• _Description of the task_
Collect every line in the records below that contains the word "然后选择储存".

[Source data]

(begin)

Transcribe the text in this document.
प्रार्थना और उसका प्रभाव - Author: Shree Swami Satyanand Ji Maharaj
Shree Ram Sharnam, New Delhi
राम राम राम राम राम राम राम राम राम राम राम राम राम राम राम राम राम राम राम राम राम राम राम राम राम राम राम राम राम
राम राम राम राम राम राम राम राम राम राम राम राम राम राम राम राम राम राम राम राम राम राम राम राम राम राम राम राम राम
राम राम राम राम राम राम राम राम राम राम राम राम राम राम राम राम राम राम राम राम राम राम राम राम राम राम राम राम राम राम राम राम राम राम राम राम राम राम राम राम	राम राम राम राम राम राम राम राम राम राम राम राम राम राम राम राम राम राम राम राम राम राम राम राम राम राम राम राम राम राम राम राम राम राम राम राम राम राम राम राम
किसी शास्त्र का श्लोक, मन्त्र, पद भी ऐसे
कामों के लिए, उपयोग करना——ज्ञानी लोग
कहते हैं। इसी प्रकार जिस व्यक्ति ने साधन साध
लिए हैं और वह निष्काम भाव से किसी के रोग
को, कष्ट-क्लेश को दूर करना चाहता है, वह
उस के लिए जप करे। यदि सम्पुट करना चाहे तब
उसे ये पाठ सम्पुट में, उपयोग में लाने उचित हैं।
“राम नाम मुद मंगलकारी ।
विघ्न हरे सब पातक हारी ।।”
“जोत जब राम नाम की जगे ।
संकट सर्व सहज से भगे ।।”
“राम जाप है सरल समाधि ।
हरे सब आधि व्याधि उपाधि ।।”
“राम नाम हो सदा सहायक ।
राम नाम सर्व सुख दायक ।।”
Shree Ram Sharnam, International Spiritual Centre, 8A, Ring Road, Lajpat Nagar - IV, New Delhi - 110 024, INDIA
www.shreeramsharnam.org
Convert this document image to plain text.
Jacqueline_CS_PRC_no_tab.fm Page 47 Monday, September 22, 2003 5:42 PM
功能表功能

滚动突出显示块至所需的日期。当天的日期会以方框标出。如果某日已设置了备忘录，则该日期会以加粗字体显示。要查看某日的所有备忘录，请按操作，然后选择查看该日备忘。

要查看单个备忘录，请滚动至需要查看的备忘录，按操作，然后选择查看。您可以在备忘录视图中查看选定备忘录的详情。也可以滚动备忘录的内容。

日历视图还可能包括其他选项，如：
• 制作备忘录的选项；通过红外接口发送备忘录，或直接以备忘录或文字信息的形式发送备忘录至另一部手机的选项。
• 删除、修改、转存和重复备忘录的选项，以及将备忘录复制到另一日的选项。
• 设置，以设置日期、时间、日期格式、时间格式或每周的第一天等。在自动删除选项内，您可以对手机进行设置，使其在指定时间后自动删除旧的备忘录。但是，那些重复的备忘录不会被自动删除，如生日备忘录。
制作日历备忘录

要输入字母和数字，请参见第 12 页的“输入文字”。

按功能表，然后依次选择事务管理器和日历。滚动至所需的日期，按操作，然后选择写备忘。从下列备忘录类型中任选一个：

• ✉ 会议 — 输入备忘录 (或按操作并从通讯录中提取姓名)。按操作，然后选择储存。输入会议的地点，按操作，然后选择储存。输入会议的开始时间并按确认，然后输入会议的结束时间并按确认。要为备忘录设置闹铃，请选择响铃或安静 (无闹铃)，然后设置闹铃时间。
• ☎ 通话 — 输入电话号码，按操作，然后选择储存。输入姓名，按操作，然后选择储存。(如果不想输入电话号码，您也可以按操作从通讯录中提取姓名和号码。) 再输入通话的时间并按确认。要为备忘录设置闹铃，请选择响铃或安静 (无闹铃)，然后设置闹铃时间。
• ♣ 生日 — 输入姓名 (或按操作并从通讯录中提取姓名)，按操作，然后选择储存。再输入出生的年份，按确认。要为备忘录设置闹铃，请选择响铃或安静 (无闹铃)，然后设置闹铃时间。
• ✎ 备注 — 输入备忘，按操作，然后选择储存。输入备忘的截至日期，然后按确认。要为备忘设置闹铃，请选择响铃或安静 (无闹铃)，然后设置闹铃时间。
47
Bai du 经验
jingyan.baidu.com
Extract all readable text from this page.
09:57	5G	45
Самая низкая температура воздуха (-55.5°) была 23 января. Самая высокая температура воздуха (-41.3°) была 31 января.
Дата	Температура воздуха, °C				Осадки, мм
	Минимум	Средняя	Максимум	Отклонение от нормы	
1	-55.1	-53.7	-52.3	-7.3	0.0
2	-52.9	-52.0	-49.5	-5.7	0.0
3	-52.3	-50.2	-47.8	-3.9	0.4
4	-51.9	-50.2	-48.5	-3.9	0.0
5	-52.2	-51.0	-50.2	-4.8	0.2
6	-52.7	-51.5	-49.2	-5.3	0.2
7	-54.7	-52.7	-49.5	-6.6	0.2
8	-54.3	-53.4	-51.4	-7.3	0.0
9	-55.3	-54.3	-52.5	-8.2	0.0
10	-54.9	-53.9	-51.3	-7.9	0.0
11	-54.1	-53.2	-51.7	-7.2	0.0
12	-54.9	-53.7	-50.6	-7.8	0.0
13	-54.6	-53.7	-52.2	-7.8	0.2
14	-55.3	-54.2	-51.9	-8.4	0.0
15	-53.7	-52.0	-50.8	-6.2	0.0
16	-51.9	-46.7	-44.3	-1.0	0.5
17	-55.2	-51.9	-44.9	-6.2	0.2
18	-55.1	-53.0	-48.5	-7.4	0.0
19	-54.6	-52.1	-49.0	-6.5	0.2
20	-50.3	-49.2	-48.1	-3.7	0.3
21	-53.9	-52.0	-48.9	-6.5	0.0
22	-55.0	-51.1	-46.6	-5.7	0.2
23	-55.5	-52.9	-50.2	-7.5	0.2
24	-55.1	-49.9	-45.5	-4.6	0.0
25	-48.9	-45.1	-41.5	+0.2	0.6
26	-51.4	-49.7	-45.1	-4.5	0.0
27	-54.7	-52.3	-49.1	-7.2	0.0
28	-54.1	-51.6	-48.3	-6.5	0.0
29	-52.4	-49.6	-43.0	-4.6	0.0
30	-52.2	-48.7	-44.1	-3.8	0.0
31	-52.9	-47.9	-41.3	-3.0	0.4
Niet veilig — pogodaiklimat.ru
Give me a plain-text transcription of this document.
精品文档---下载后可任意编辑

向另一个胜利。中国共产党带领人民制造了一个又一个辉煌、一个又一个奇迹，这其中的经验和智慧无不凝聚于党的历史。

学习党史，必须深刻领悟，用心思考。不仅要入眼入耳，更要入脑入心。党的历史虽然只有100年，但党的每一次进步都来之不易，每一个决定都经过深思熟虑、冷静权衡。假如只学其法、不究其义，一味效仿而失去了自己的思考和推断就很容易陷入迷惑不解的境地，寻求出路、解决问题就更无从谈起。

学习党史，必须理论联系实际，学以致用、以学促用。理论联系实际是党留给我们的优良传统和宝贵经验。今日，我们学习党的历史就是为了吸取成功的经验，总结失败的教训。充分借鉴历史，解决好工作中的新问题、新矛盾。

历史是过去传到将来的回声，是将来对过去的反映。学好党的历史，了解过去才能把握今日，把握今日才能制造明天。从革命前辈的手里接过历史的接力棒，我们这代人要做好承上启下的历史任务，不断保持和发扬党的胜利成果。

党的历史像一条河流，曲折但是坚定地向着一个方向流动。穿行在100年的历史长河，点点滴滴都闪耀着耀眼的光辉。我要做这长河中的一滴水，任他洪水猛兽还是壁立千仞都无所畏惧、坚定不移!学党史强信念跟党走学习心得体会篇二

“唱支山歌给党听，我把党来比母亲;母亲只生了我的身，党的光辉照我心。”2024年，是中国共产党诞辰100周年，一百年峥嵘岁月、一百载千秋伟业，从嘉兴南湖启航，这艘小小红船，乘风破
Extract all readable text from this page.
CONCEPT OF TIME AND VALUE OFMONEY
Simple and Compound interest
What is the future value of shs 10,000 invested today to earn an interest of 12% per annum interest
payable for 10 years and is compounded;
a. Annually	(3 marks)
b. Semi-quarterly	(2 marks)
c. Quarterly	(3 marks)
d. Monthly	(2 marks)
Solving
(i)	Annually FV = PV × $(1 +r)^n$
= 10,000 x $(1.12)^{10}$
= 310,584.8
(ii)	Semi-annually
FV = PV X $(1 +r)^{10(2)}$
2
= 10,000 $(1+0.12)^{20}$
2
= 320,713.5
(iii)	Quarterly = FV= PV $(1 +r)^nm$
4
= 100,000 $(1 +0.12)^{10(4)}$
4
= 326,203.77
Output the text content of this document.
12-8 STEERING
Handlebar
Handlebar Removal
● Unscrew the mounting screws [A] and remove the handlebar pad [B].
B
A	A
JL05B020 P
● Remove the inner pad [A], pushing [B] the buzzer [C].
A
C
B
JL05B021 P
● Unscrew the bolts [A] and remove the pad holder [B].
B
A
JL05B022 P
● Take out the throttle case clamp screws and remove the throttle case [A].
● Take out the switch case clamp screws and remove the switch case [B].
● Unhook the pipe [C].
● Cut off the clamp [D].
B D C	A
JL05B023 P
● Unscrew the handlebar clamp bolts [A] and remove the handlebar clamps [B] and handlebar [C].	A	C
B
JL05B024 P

(end)

• _Answer to this exercise_
• ✉ 会议 — 输入备忘录 (或按操作并从通讯录中提取姓名)。按操作，然后选择储存。输入会议的地点，按操作，然后选择储存。输入会议的开始时间并按确认，然后输入会议的结束时间并按确认。要为备忘录设置闹铃，请选择响铃或安静 (无闹铃)，然后设置闹铃时间。
• ☎ 通话 — 输入电话号码，按操作，然后选择储存。输入姓名，按操作，然后选择储存。(如果不想输入电话号码，您也可以按操作从通讯录中提取姓名和号码。) 再输入通话的时间并按确认。要为备忘录设置闹铃，请选择响铃或安静 (无闹铃)，然后设置闹铃时间。
• ♣ 生日 — 输入姓名 (或按操作并从通讯录中提取姓名)，按操作，然后选择储存。再输入出生的年份，按确认。要为备忘录设置闹铃，请选择响铃或安静 (无闹铃)，然后设置闹铃时间。
• ✎ 备注 — 输入备忘，按操作，然后选择储存。输入备忘的截至日期，然后按确认。要为备忘设置闹铃，请选择响铃或安静 (无闹铃)，然后设置闹铃时间。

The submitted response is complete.